▸ **What is asked**
For the listing underneath, give the count of lines containing the string "this" and nothing further.

╔══

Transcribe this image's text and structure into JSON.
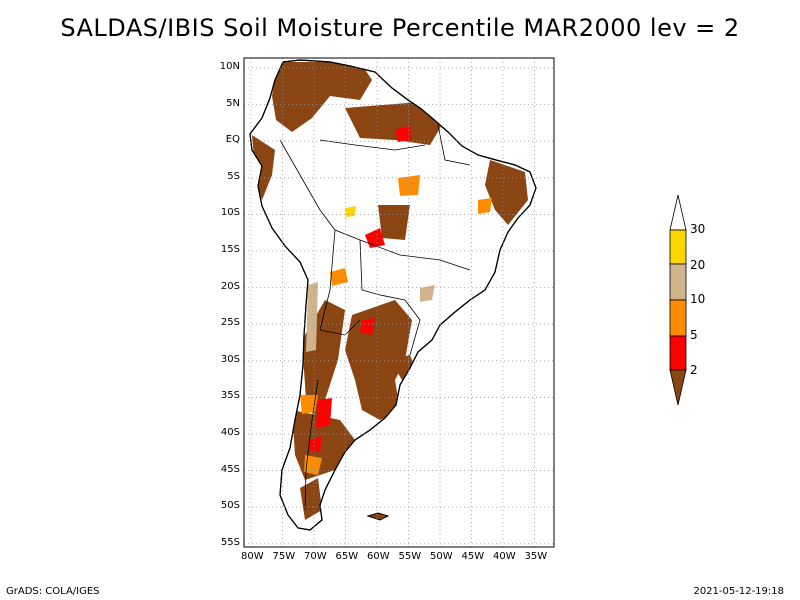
{
  "title": "SALDAS/IBIS Soil Moisture Percentile MAR2000 lev = 2",
  "map": {
    "region": "South America",
    "lat_ticks": [
      "10N",
      "5N",
      "EQ",
      "5S",
      "10S",
      "15S",
      "20S",
      "25S",
      "30S",
      "35S",
      "40S",
      "45S",
      "50S",
      "55S"
    ],
    "lon_ticks": [
      "80W",
      "75W",
      "70W",
      "65W",
      "60W",
      "55W",
      "50W",
      "45W",
      "40W",
      "35W"
    ],
    "grid": true
  },
  "colorbar": {
    "labels": [
      "30",
      "20",
      "10",
      "5",
      "2"
    ],
    "colors": {
      "above_30": "#ffffff",
      "20_30": "#ffd700",
      "10_20": "#d2b48c",
      "5_10": "#ff8c00",
      "2_5": "#ff0000",
      "below_2": "#8b4513"
    }
  },
  "footer": {
    "left": "GrADS: COLA/IGES",
    "right": "2021-05-12-19:18"
  }
}
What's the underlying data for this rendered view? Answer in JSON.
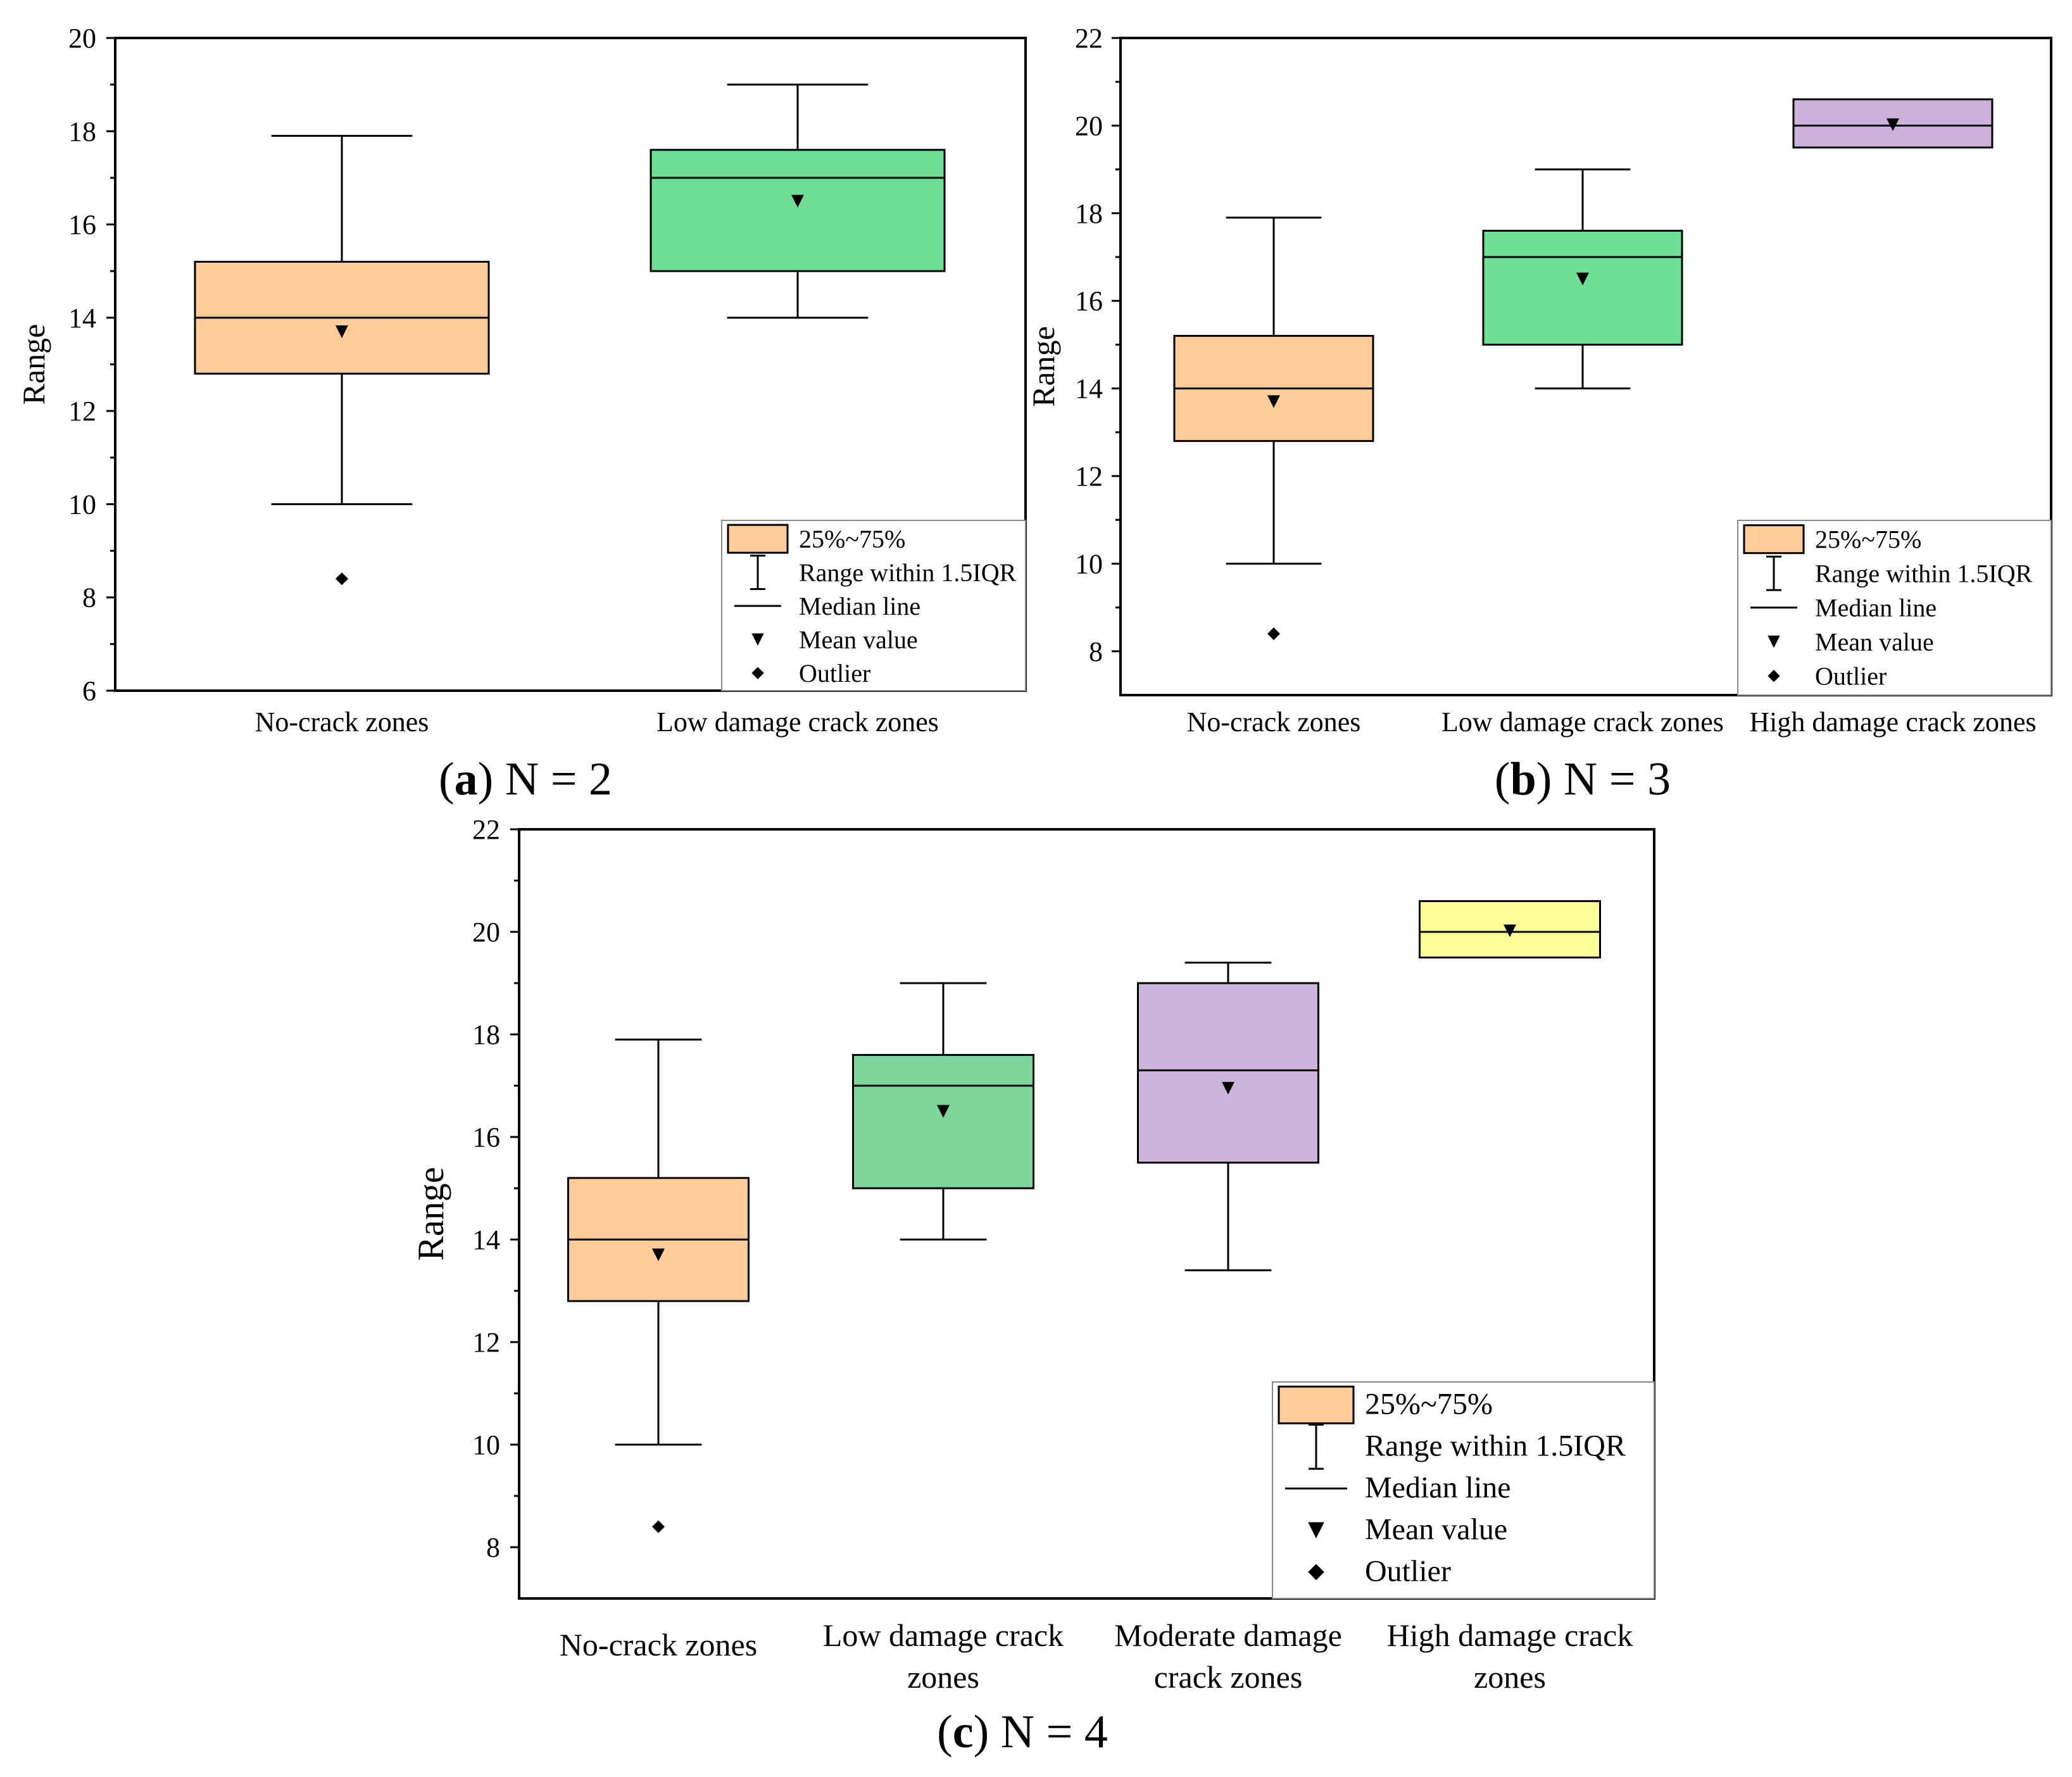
{
  "colors": {
    "no_crack": "#FFCC99",
    "low_damage": "#6FDF96",
    "low_damage_c": "#7DD69A",
    "moderate_damage": "#CDB4DA",
    "high_damage_b": "#CDB0DC",
    "high_damage_c": "#FFFF99",
    "axis": "#000000"
  },
  "legend": {
    "box": "25%~75%",
    "whisker": "Range within 1.5IQR",
    "median": "Median line",
    "mean": "Mean value",
    "outlier": "Outlier"
  },
  "chart_data": [
    {
      "id": "a",
      "type": "box",
      "caption_letter": "a",
      "caption_rest": "N = 2",
      "xlabel": "",
      "ylabel": "Range",
      "ylim": [
        6,
        20
      ],
      "yticks": [
        6,
        8,
        10,
        12,
        14,
        16,
        18,
        20
      ],
      "categories": [
        "No-crack zones",
        "Low damage crack zones"
      ],
      "boxes": [
        {
          "category": "No-crack zones",
          "color_key": "no_crack",
          "whisker_low": 10,
          "q1": 12.8,
          "median": 14,
          "q3": 15.2,
          "whisker_high": 17.9,
          "mean": 13.7,
          "outliers": [
            8.4
          ]
        },
        {
          "category": "Low damage crack zones",
          "color_key": "low_damage",
          "whisker_low": 14,
          "q1": 15,
          "median": 17,
          "q3": 17.6,
          "whisker_high": 19,
          "mean": 16.5,
          "outliers": []
        }
      ]
    },
    {
      "id": "b",
      "type": "box",
      "caption_letter": "b",
      "caption_rest": "N = 3",
      "xlabel": "",
      "ylabel": "Range",
      "ylim": [
        7,
        22
      ],
      "yticks": [
        8,
        10,
        12,
        14,
        16,
        18,
        20,
        22
      ],
      "categories": [
        "No-crack zones",
        "Low damage crack zones",
        "High damage crack zones"
      ],
      "boxes": [
        {
          "category": "No-crack zones",
          "color_key": "no_crack",
          "whisker_low": 10,
          "q1": 12.8,
          "median": 14,
          "q3": 15.2,
          "whisker_high": 17.9,
          "mean": 13.7,
          "outliers": [
            8.4
          ]
        },
        {
          "category": "Low damage crack zones",
          "color_key": "low_damage",
          "whisker_low": 14,
          "q1": 15,
          "median": 17,
          "q3": 17.6,
          "whisker_high": 19,
          "mean": 16.5,
          "outliers": []
        },
        {
          "category": "High damage crack zones",
          "color_key": "high_damage_b",
          "whisker_low": 19.5,
          "q1": 19.5,
          "median": 20,
          "q3": 20.6,
          "whisker_high": 20.6,
          "mean": 20.02,
          "outliers": []
        }
      ]
    },
    {
      "id": "c",
      "type": "box",
      "caption_letter": "c",
      "caption_rest": "N = 4",
      "xlabel": "",
      "ylabel": "Range",
      "ylim": [
        7,
        22
      ],
      "yticks": [
        8,
        10,
        12,
        14,
        16,
        18,
        20,
        22
      ],
      "categories": [
        [
          "No-crack zones"
        ],
        [
          "Low damage crack",
          "zones"
        ],
        [
          "Moderate damage",
          "crack zones"
        ],
        [
          "High damage crack",
          "zones"
        ]
      ],
      "boxes": [
        {
          "category": "No-crack zones",
          "color_key": "no_crack",
          "whisker_low": 10,
          "q1": 12.8,
          "median": 14,
          "q3": 15.2,
          "whisker_high": 17.9,
          "mean": 13.7,
          "outliers": [
            8.4
          ]
        },
        {
          "category": "Low damage crack zones",
          "color_key": "low_damage_c",
          "whisker_low": 14,
          "q1": 15,
          "median": 17,
          "q3": 17.6,
          "whisker_high": 19,
          "mean": 16.5,
          "outliers": []
        },
        {
          "category": "Moderate damage crack zones",
          "color_key": "moderate_damage",
          "whisker_low": 13.4,
          "q1": 15.5,
          "median": 17.3,
          "q3": 19,
          "whisker_high": 19.4,
          "mean": 16.95,
          "outliers": []
        },
        {
          "category": "High damage crack zones",
          "color_key": "high_damage_c",
          "whisker_low": 19.5,
          "q1": 19.5,
          "median": 20,
          "q3": 20.6,
          "whisker_high": 20.6,
          "mean": 20.02,
          "outliers": []
        }
      ]
    }
  ]
}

╚══

▸ **Output of the exercise**
2